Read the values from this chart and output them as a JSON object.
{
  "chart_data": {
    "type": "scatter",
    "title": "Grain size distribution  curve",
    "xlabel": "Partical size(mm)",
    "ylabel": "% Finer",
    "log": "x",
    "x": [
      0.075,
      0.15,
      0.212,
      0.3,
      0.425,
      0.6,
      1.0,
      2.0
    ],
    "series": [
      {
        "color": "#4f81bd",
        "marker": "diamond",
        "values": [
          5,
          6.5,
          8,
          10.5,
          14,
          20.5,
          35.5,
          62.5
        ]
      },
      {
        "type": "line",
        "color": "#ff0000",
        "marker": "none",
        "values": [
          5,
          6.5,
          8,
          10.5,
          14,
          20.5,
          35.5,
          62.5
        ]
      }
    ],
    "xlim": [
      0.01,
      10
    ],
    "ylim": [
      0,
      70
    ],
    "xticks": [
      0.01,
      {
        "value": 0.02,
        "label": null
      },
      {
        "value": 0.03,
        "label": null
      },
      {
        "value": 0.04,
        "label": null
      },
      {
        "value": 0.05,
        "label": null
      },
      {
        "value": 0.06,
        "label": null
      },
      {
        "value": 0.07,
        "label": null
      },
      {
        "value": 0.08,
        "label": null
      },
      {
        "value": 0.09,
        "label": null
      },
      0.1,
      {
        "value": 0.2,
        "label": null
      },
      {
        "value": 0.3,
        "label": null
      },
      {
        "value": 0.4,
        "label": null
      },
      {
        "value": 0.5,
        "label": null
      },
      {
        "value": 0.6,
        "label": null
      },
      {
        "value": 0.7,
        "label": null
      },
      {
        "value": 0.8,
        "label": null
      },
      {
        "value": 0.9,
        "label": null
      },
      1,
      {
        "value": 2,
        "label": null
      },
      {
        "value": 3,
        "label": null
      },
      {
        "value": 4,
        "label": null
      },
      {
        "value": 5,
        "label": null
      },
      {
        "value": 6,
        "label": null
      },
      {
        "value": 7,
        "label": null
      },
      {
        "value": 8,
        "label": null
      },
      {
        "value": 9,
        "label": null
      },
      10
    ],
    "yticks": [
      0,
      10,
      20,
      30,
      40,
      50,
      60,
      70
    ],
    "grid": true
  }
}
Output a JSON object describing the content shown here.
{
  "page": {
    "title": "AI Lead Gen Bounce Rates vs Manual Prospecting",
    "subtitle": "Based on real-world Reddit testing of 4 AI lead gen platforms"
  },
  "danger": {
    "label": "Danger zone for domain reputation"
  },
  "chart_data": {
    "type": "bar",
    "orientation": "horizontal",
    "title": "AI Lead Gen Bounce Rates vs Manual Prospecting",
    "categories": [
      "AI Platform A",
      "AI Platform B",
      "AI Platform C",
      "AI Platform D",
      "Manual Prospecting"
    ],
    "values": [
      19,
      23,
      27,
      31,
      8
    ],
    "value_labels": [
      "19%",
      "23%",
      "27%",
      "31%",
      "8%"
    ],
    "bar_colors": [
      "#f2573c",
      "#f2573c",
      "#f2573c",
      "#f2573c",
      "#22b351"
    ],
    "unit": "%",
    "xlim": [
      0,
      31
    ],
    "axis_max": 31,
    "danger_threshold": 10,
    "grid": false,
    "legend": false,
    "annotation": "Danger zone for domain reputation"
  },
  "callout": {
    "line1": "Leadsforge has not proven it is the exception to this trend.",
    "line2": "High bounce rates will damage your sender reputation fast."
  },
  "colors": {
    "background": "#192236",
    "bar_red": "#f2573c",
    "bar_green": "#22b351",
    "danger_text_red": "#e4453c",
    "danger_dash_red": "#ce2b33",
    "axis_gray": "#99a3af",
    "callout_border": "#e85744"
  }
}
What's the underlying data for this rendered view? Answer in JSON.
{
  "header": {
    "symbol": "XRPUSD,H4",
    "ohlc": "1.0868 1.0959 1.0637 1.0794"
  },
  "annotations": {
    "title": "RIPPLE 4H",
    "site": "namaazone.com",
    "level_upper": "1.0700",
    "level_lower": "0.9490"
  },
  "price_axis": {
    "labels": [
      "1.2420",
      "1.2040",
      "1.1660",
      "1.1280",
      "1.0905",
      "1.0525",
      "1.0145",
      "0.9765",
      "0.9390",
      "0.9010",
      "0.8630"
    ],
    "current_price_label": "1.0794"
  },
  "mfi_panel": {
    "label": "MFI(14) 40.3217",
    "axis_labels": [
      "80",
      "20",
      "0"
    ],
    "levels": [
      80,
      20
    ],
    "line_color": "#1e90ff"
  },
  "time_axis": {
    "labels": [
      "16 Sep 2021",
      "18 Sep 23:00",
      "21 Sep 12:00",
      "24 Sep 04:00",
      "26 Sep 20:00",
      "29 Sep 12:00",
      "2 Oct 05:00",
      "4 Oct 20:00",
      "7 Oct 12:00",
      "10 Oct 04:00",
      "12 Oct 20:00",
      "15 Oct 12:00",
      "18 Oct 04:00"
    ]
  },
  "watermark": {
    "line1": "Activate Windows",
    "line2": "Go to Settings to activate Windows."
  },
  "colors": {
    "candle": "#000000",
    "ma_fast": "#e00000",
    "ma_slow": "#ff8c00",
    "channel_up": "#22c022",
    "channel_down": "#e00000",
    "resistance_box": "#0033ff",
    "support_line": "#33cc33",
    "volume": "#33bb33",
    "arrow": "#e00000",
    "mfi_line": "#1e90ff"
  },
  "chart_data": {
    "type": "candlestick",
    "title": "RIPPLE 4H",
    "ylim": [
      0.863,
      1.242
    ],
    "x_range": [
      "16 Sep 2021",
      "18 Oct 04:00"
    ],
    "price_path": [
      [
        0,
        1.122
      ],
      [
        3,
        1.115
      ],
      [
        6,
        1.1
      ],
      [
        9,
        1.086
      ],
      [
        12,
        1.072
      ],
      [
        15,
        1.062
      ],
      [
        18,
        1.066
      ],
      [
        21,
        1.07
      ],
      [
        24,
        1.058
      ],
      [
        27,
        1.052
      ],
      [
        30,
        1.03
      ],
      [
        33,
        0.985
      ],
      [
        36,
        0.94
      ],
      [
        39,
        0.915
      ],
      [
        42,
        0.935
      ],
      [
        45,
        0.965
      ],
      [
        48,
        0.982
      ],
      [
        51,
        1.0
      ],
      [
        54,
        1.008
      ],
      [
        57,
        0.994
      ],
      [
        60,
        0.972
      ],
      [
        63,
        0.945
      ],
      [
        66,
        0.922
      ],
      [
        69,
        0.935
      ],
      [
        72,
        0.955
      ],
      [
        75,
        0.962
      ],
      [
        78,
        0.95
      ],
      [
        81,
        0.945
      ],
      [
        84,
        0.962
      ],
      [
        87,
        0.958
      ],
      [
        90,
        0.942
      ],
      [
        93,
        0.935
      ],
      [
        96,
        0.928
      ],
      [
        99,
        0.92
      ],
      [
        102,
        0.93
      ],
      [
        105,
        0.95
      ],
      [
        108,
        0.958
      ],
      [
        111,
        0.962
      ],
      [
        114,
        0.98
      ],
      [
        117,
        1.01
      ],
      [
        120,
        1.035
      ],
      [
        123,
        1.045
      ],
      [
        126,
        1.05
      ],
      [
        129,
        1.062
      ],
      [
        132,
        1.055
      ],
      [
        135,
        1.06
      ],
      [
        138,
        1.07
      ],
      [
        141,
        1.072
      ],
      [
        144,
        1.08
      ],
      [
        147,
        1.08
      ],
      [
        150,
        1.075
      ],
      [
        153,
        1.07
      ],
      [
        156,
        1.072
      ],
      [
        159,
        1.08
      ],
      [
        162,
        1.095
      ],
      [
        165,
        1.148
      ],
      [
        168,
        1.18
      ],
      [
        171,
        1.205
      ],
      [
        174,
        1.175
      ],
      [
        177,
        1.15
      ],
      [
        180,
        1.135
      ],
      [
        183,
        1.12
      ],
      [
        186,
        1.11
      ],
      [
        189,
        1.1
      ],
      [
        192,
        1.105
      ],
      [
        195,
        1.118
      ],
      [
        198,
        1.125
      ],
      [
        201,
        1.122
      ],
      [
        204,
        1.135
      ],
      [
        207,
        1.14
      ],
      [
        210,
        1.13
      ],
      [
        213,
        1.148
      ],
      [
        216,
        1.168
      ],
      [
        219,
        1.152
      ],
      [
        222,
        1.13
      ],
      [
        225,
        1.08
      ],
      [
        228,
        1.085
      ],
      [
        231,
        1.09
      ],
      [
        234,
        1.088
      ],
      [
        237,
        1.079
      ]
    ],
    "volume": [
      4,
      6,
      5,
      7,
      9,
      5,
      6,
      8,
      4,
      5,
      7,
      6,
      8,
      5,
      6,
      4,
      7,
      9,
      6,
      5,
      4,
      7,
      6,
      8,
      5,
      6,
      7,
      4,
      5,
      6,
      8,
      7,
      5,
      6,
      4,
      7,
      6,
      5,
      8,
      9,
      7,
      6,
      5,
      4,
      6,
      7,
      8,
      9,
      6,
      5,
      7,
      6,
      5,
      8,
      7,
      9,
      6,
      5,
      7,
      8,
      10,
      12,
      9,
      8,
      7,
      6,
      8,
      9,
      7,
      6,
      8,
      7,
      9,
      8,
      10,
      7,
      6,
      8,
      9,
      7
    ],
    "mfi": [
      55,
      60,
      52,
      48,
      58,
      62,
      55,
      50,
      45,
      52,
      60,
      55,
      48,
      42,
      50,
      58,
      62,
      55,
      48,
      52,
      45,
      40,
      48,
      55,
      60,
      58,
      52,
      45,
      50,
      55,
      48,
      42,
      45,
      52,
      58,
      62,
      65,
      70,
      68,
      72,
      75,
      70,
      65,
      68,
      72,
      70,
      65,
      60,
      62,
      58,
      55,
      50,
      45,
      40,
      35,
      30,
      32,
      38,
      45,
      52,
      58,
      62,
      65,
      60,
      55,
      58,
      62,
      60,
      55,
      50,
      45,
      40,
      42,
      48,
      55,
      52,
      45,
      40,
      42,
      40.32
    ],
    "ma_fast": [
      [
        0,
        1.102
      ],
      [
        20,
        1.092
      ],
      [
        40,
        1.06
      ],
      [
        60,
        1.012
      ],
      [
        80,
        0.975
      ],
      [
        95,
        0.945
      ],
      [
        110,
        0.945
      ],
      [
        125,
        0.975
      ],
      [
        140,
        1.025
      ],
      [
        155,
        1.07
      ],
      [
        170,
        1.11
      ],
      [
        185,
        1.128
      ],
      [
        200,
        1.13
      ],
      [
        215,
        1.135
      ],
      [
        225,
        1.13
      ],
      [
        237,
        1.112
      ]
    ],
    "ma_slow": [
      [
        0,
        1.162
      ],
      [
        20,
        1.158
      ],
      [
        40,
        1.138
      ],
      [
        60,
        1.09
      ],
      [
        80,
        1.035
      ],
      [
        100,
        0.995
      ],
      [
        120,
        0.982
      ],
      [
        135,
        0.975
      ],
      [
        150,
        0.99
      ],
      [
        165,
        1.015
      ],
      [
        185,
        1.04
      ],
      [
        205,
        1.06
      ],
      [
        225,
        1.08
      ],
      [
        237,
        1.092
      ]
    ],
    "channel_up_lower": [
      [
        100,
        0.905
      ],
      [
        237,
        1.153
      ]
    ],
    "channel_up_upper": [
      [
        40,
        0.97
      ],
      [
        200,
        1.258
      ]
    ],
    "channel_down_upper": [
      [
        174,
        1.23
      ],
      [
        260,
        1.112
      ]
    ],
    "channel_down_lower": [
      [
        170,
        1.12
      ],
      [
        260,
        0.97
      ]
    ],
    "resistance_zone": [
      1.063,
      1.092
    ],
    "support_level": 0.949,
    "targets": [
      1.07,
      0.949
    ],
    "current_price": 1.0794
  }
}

▶ [THE EXERCISE]
Among the lines of the material, find those that hold the word "domain" and copy them.

▶ [FINAL RESULT]
    "label": "Danger zone for domain reputation"
    "annotation": "Danger zone for domain reputation"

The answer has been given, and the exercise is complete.